Exercise brief: All of the data must be printed exactly; please include every line.

•••••

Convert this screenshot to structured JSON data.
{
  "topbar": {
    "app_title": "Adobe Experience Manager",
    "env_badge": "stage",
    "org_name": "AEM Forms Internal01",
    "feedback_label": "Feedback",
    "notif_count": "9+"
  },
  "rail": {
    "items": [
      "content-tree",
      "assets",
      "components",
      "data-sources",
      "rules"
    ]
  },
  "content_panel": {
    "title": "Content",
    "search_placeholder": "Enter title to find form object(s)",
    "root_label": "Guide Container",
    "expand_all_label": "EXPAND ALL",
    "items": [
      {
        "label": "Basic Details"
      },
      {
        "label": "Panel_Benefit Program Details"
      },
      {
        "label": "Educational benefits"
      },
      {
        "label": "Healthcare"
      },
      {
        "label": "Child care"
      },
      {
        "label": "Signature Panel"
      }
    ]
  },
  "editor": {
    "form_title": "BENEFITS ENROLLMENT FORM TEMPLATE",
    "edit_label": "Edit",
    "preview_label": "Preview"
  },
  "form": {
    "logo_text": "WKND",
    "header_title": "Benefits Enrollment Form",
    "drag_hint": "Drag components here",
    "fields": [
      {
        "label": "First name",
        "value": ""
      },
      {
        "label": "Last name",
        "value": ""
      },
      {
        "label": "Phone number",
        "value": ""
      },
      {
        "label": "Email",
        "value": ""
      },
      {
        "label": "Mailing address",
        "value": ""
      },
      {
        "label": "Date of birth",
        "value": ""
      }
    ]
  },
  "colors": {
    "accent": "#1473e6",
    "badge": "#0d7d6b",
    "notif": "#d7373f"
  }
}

•••••

Correct output:
Convert this screenshot to structured JSON data.
{
  "topbar": {
    "app_title": "Adobe Experience Manager",
    "env_badge": "stage",
    "org_name": "AEM Forms Internal01",
    "feedback_label": "Feedback",
    "notif_count": "9+"
  },
  "rail": {
    "items": [
      "content-tree",
      "assets",
      "components",
      "data-sources",
      "rules"
    ]
  },
  "content_panel": {
    "title": "Content",
    "search_placeholder": "Enter title to find form object(s)",
    "root_label": "Guide Container",
    "expand_all_label": "EXPAND ALL",
    "items": [
      {
        "label": "Basic Details"
      },
      {
        "label": "Panel_Benefit Program Details"
      },
      {
        "label": "Educational benefits"
      },
      {
        "label": "Healthcare"
      },
      {
        "label": "Child care"
      },
      {
        "label": "Signature Panel"
      }
    ]
  },
  "editor": {
    "form_title": "BENEFITS ENROLLMENT FORM TEMPLATE",
    "edit_label": "Edit",
    "preview_label": "Preview"
  },
  "form": {
    "logo_text": "WKND",
    "header_title": "Benefits Enrollment Form",
    "drag_hint": "Drag components here",
    "fields": [
      {
        "label": "First name",
        "value": ""
      },
      {
        "label": "Last name",
        "value": ""
      },
      {
        "label": "Phone number",
        "value": ""
      },
      {
        "label": "Email",
        "value": ""
      },
      {
        "label": "Mailing address",
        "value": ""
      },
      {
        "label": "Date of birth",
        "value": ""
      }
    ]
  },
  "colors": {
    "accent": "#1473e6",
    "badge": "#0d7d6b",
    "notif": "#d7373f"
  }
}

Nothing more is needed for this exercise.